Please transcribe the lines of the records below exactly as they appear, from the line containing "Itemize 59 of" through the line containing "point <box>309 214 317 222</box>", both included.

-- THE INPUT --
----

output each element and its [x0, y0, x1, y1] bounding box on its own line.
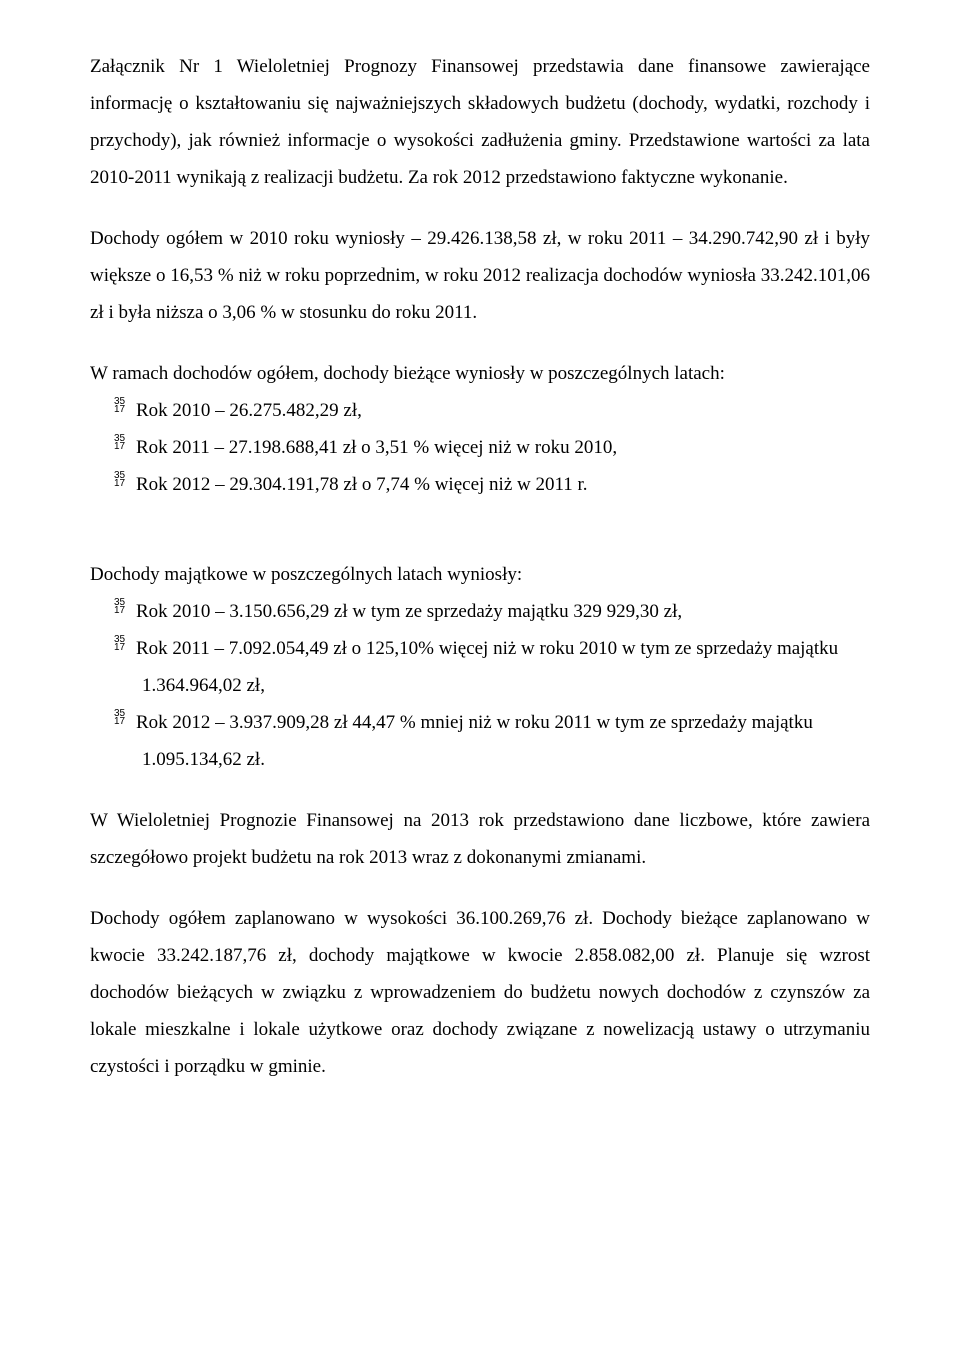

----

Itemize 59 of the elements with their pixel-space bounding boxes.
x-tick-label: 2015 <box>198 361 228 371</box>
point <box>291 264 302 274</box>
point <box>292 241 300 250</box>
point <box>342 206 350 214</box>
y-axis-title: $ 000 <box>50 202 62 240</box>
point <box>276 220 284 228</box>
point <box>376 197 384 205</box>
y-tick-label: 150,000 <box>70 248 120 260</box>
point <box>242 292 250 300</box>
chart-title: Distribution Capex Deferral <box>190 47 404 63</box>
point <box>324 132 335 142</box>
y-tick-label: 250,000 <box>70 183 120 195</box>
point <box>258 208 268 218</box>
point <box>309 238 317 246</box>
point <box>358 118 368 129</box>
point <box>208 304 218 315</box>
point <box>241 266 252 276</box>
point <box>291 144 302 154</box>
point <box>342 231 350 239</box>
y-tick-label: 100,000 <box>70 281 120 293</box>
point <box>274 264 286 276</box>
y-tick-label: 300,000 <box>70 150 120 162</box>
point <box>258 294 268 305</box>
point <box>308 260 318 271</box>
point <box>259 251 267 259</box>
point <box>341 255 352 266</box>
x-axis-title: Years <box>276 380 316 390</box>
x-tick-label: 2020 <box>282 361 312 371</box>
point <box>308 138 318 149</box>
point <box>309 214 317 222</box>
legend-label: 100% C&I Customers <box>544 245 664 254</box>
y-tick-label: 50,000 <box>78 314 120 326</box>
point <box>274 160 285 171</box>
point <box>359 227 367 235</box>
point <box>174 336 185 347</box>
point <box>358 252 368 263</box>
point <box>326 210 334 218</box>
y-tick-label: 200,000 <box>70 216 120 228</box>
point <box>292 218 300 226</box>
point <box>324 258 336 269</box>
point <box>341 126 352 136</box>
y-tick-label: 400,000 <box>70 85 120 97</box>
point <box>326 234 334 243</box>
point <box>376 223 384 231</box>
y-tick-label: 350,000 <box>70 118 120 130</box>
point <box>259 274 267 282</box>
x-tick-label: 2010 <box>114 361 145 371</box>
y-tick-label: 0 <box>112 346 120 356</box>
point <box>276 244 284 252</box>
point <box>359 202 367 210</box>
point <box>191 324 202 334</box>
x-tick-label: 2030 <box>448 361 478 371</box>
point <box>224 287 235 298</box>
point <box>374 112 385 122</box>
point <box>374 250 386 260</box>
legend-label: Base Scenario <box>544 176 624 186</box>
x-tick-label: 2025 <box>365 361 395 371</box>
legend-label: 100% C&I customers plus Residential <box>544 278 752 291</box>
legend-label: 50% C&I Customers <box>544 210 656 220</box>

----

-- FULL ANSWER --
Itemize 59 of the elements with their pixel-space bounding boxes.
x-tick-label: 2015 <box>198 361 228 371</box>
point <box>291 264 302 274</box>
point <box>292 241 300 250</box>
point <box>342 206 350 214</box>
y-axis-title: $ 000 <box>50 202 62 240</box>
point <box>276 220 284 228</box>
point <box>376 197 384 205</box>
y-tick-label: 150,000 <box>70 248 120 260</box>
point <box>242 292 250 300</box>
chart-title: Distribution Capex Deferral <box>190 47 404 63</box>
point <box>324 132 335 142</box>
y-tick-label: 250,000 <box>70 183 120 195</box>
point <box>258 208 268 218</box>
point <box>309 238 317 246</box>
point <box>358 118 368 129</box>
point <box>208 304 218 315</box>
point <box>241 266 252 276</box>
point <box>291 144 302 154</box>
point <box>342 231 350 239</box>
y-tick-label: 100,000 <box>70 281 120 293</box>
point <box>274 264 286 276</box>
y-tick-label: 300,000 <box>70 150 120 162</box>
point <box>258 294 268 305</box>
point <box>308 260 318 271</box>
point <box>259 251 267 259</box>
point <box>341 255 352 266</box>
x-axis-title: Years <box>276 380 316 390</box>
x-tick-label: 2020 <box>282 361 312 371</box>
point <box>308 138 318 149</box>
point <box>309 214 317 222</box>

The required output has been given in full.